(Raw records)
▬▬▬▬▬▬

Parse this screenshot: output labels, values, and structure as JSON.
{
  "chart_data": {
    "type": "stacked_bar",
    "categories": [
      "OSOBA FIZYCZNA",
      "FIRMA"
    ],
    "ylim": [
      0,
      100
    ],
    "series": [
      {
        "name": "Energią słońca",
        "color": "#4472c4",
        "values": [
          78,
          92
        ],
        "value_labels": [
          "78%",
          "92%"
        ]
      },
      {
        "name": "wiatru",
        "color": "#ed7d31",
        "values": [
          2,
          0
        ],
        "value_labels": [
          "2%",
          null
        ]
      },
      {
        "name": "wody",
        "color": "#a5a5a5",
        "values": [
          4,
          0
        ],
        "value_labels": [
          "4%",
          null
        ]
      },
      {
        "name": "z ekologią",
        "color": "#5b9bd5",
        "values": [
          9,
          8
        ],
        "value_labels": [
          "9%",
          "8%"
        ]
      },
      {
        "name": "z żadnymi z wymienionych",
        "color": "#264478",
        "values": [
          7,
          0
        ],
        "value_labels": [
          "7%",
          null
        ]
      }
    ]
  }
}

▬▬▬▬▬▬

## [WORK INSTRUCTIONS]
Repeat the data precisely, reproducing every entry.

## [THE ANSWER]
Parse this screenshot: output labels, values, and structure as JSON.
{
  "chart_data": {
    "type": "stacked_bar",
    "categories": [
      "OSOBA FIZYCZNA",
      "FIRMA"
    ],
    "ylim": [
      0,
      100
    ],
    "series": [
      {
        "name": "Energią słońca",
        "color": "#4472c4",
        "values": [
          78,
          92
        ],
        "value_labels": [
          "78%",
          "92%"
        ]
      },
      {
        "name": "wiatru",
        "color": "#ed7d31",
        "values": [
          2,
          0
        ],
        "value_labels": [
          "2%",
          null
        ]
      },
      {
        "name": "wody",
        "color": "#a5a5a5",
        "values": [
          4,
          0
        ],
        "value_labels": [
          "4%",
          null
        ]
      },
      {
        "name": "z ekologią",
        "color": "#5b9bd5",
        "values": [
          9,
          8
        ],
        "value_labels": [
          "9%",
          "8%"
        ]
      },
      {
        "name": "z żadnymi z wymienionych",
        "color": "#264478",
        "values": [
          7,
          0
        ],
        "value_labels": [
          "7%",
          null
        ]
      }
    ]
  }
}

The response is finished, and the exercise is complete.